练习目标 — 将下面的数据逐行照原样输出，不做任何增删或改动。

任务输入 —
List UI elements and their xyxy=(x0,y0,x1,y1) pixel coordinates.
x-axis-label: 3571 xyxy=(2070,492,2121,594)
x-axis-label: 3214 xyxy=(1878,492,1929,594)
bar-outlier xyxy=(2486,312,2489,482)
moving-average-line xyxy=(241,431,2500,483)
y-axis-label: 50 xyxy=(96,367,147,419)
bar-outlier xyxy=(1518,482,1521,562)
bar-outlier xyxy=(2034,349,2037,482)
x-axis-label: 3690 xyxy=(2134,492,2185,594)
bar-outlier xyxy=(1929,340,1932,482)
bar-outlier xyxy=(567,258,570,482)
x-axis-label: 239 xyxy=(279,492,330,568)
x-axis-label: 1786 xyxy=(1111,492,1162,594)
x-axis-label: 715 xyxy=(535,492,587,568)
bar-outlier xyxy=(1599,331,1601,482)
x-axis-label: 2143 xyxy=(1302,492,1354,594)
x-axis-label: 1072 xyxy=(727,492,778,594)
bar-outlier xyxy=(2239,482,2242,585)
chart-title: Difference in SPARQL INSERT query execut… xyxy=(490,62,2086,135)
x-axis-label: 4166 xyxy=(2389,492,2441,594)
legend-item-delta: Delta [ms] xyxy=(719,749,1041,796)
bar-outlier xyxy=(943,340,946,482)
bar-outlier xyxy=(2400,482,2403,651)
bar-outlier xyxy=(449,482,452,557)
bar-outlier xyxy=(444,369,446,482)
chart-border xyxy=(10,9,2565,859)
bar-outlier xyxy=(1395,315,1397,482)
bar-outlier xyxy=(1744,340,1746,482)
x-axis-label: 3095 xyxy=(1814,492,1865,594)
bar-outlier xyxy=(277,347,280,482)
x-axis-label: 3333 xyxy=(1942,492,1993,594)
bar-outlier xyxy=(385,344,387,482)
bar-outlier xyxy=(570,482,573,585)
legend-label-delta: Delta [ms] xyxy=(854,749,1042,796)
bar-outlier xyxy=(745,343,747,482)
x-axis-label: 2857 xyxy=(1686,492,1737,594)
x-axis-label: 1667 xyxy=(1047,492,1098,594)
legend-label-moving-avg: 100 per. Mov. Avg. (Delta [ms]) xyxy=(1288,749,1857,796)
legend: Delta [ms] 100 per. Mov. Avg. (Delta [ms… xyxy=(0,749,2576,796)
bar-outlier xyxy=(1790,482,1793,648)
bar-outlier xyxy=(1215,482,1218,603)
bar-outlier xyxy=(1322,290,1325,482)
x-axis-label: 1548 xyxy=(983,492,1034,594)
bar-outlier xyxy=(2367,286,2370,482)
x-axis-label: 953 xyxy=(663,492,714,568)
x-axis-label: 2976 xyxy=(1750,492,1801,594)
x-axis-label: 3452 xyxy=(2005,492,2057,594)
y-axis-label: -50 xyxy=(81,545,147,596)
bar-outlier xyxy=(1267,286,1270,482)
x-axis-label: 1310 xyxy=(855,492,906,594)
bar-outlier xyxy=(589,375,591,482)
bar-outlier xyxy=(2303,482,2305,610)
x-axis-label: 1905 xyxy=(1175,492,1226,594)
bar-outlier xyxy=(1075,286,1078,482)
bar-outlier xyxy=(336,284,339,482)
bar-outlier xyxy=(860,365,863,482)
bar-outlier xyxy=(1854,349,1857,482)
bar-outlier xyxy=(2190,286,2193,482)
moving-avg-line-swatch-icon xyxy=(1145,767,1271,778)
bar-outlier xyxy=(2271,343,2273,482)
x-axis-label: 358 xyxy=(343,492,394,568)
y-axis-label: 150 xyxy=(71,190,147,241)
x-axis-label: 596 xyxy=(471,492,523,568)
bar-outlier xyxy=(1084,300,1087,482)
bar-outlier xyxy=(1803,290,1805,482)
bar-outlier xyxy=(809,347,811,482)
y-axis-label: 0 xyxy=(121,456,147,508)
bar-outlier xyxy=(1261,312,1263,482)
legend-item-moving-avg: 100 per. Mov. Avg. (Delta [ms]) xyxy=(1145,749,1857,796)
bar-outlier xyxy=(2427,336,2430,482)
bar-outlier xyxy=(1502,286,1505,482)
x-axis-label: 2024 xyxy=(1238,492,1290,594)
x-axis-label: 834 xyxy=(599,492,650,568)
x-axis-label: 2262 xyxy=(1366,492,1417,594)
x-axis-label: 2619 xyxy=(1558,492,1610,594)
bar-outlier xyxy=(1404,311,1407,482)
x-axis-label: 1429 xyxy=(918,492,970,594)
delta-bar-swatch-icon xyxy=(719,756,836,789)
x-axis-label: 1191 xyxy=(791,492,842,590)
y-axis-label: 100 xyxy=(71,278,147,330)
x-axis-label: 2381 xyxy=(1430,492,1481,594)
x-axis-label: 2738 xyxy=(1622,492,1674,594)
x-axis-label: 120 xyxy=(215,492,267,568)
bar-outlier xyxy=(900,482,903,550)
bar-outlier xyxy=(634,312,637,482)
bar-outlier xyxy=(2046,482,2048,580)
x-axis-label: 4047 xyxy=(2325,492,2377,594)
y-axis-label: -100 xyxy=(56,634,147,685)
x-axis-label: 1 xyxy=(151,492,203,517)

练习回答 —
List UI elements and their xyxy=(x0,y0,x1,y1) pixel coordinates.
x-axis-label: 3571 xyxy=(2070,492,2121,594)
x-axis-label: 3214 xyxy=(1878,492,1929,594)
bar-outlier xyxy=(2486,312,2489,482)
moving-average-line xyxy=(241,431,2500,483)
y-axis-label: 50 xyxy=(96,367,147,419)
bar-outlier xyxy=(1518,482,1521,562)
bar-outlier xyxy=(2034,349,2037,482)
x-axis-label: 3690 xyxy=(2134,492,2185,594)
bar-outlier xyxy=(1929,340,1932,482)
bar-outlier xyxy=(567,258,570,482)
x-axis-label: 239 xyxy=(279,492,330,568)
x-axis-label: 1786 xyxy=(1111,492,1162,594)
x-axis-label: 715 xyxy=(535,492,587,568)
bar-outlier xyxy=(1599,331,1601,482)
x-axis-label: 2143 xyxy=(1302,492,1354,594)
x-axis-label: 1072 xyxy=(727,492,778,594)
bar-outlier xyxy=(2239,482,2242,585)
chart-title: Difference in SPARQL INSERT query execut… xyxy=(490,62,2086,135)
x-axis-label: 4166 xyxy=(2389,492,2441,594)
legend-item-delta: Delta [ms] xyxy=(719,749,1041,796)
bar-outlier xyxy=(943,340,946,482)
bar-outlier xyxy=(2400,482,2403,651)
bar-outlier xyxy=(449,482,452,557)
bar-outlier xyxy=(444,369,446,482)
chart-border xyxy=(10,9,2565,859)
bar-outlier xyxy=(1395,315,1397,482)
bar-outlier xyxy=(1744,340,1746,482)
x-axis-label: 3095 xyxy=(1814,492,1865,594)
bar-outlier xyxy=(277,347,280,482)
x-axis-label: 3333 xyxy=(1942,492,1993,594)
bar-outlier xyxy=(385,344,387,482)
bar-outlier xyxy=(570,482,573,585)
legend-label-delta: Delta [ms] xyxy=(854,749,1042,796)
bar-outlier xyxy=(745,343,747,482)
x-axis-label: 2857 xyxy=(1686,492,1737,594)
x-axis-label: 1667 xyxy=(1047,492,1098,594)
legend-label-moving-avg: 100 per. Mov. Avg. (Delta [ms]) xyxy=(1288,749,1857,796)
legend: Delta [ms] 100 per. Mov. Avg. (Delta [ms… xyxy=(0,749,2576,796)
bar-outlier xyxy=(1790,482,1793,648)
bar-outlier xyxy=(1215,482,1218,603)
bar-outlier xyxy=(1322,290,1325,482)
x-axis-label: 1548 xyxy=(983,492,1034,594)
bar-outlier xyxy=(2367,286,2370,482)
x-axis-label: 953 xyxy=(663,492,714,568)
x-axis-label: 2976 xyxy=(1750,492,1801,594)
x-axis-label: 3452 xyxy=(2005,492,2057,594)
y-axis-label: -50 xyxy=(81,545,147,596)
bar-outlier xyxy=(1267,286,1270,482)
x-axis-label: 1310 xyxy=(855,492,906,594)
bar-outlier xyxy=(589,375,591,482)
bar-outlier xyxy=(2303,482,2305,610)
x-axis-label: 1905 xyxy=(1175,492,1226,594)
bar-outlier xyxy=(1075,286,1078,482)
bar-outlier xyxy=(336,284,339,482)
bar-outlier xyxy=(860,365,863,482)
bar-outlier xyxy=(1854,349,1857,482)
bar-outlier xyxy=(2190,286,2193,482)
moving-avg-line-swatch-icon xyxy=(1145,767,1271,778)
bar-outlier xyxy=(2271,343,2273,482)
x-axis-label: 358 xyxy=(343,492,394,568)
y-axis-label: 150 xyxy=(71,190,147,241)
x-axis-label: 596 xyxy=(471,492,523,568)
bar-outlier xyxy=(1084,300,1087,482)
bar-outlier xyxy=(1803,290,1805,482)
bar-outlier xyxy=(809,347,811,482)
y-axis-label: 0 xyxy=(121,456,147,508)
bar-outlier xyxy=(1261,312,1263,482)
legend-item-moving-avg: 100 per. Mov. Avg. (Delta [ms]) xyxy=(1145,749,1857,796)
bar-outlier xyxy=(2427,336,2430,482)
bar-outlier xyxy=(1502,286,1505,482)
x-axis-label: 2024 xyxy=(1238,492,1290,594)
x-axis-label: 834 xyxy=(599,492,650,568)
x-axis-label: 2262 xyxy=(1366,492,1417,594)
x-axis-label: 2619 xyxy=(1558,492,1610,594)
bar-outlier xyxy=(1404,311,1407,482)
x-axis-label: 1429 xyxy=(918,492,970,594)
delta-bar-swatch-icon xyxy=(719,756,836,789)
x-axis-label: 1191 xyxy=(791,492,842,590)
y-axis-label: 100 xyxy=(71,278,147,330)
x-axis-label: 2381 xyxy=(1430,492,1481,594)
x-axis-label: 2738 xyxy=(1622,492,1674,594)
x-axis-label: 120 xyxy=(215,492,267,568)
bar-outlier xyxy=(900,482,903,550)
bar-outlier xyxy=(634,312,637,482)
bar-outlier xyxy=(2046,482,2048,580)
x-axis-label: 4047 xyxy=(2325,492,2377,594)
y-axis-label: -100 xyxy=(56,634,147,685)
x-axis-label: 1 xyxy=(151,492,203,517)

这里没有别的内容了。